Prompt. Locate each line holding the string "Paul" and copy it.

--- Material for this exercise ---

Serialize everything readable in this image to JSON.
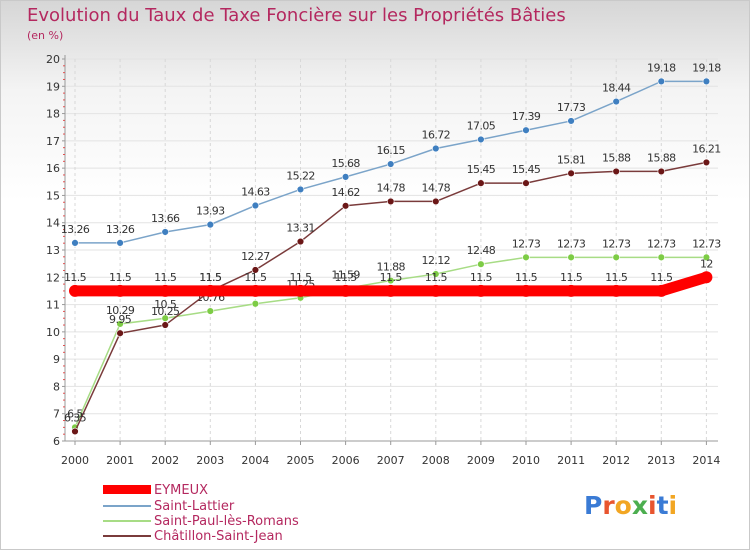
{
  "title": "Evolution du Taux de Taxe Foncière sur les Propriétés Bâties",
  "unit": "(en %)",
  "logo": {
    "text": "Proxiti",
    "colors": [
      "#3a7bd5",
      "#e8552f",
      "#f2a623",
      "#4cae4f",
      "#e8552f",
      "#3a7bd5",
      "#f2a623"
    ]
  },
  "chart_data": {
    "type": "line",
    "title": "Evolution du Taux de Taxe Foncière sur les Propriétés Bâties",
    "ylabel": "(en %)",
    "xlabel": "",
    "ylim": [
      6,
      20
    ],
    "yticks": [
      "6",
      "7",
      "8",
      "9",
      "10",
      "11",
      "12",
      "13",
      "14",
      "15",
      "16",
      "17",
      "18",
      "19",
      "20"
    ],
    "categories": [
      "2000",
      "2001",
      "2002",
      "2003",
      "2004",
      "2005",
      "2006",
      "2007",
      "2008",
      "2009",
      "2010",
      "2011",
      "2012",
      "2013",
      "2014"
    ],
    "series": [
      {
        "name": "Saint-Lattier",
        "color": "#7ba4c9",
        "marker": "#3f7fc0",
        "values": [
          13.26,
          13.26,
          13.66,
          13.93,
          14.63,
          15.22,
          15.68,
          16.15,
          16.72,
          17.05,
          17.39,
          17.73,
          18.44,
          19.18,
          19.18
        ],
        "labels": [
          "13.26",
          "13.26",
          "13.66",
          "13.93",
          "14.63",
          "15.22",
          "15.68",
          "16.15",
          "16.72",
          "17.05",
          "17.39",
          "17.73",
          "18.44",
          "19.18",
          "19.18"
        ]
      },
      {
        "name": "Saint-Paul-lès-Romans",
        "color": "#a7dc85",
        "marker": "#7dcc45",
        "values": [
          6.5,
          10.29,
          10.5,
          10.76,
          11.03,
          11.25,
          11.59,
          11.88,
          12.12,
          12.48,
          12.73,
          12.73,
          12.73,
          12.73,
          12.73
        ],
        "labels": [
          "6.5",
          "10.29",
          "10.5",
          "10.76",
          "11.03",
          "11.25",
          "11.59",
          "11.88",
          "12.12",
          "12.48",
          "12.73",
          "12.73",
          "12.73",
          "12.73",
          "12.73"
        ]
      },
      {
        "name": "Châtillon-Saint-Jean",
        "color": "#7a3b3b",
        "marker": "#6b1717",
        "values": [
          6.35,
          9.95,
          10.25,
          11.5,
          12.27,
          13.31,
          14.62,
          14.78,
          14.78,
          15.45,
          15.45,
          15.81,
          15.88,
          15.88,
          16.21
        ],
        "labels": [
          "6.35",
          "9.95",
          "10.25",
          "11.5",
          "12.27",
          "13.31",
          "14.62",
          "14.78",
          "14.78",
          "15.45",
          "15.45",
          "15.81",
          "15.88",
          "15.88",
          "16.21"
        ]
      },
      {
        "name": "EYMEUX",
        "color": "#ff0000",
        "marker": "#ff0000",
        "values": [
          11.5,
          11.5,
          11.5,
          11.5,
          11.5,
          11.5,
          11.5,
          11.5,
          11.5,
          11.5,
          11.5,
          11.5,
          11.5,
          11.5,
          12
        ],
        "labels": [
          "11.5",
          "11.5",
          "11.5",
          "11.5",
          "11.5",
          "11.5",
          "11.5",
          "11.5",
          "11.5",
          "11.5",
          "11.5",
          "11.5",
          "11.5",
          "11.5",
          "12"
        ]
      }
    ],
    "legend": [
      "EYMEUX",
      "Saint-Lattier",
      "Saint-Paul-lès-Romans",
      "Châtillon-Saint-Jean"
    ]
  }
}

---

Written answer.
        "name": "Saint-Paul-lès-Romans",
      "Saint-Paul-lès-Romans",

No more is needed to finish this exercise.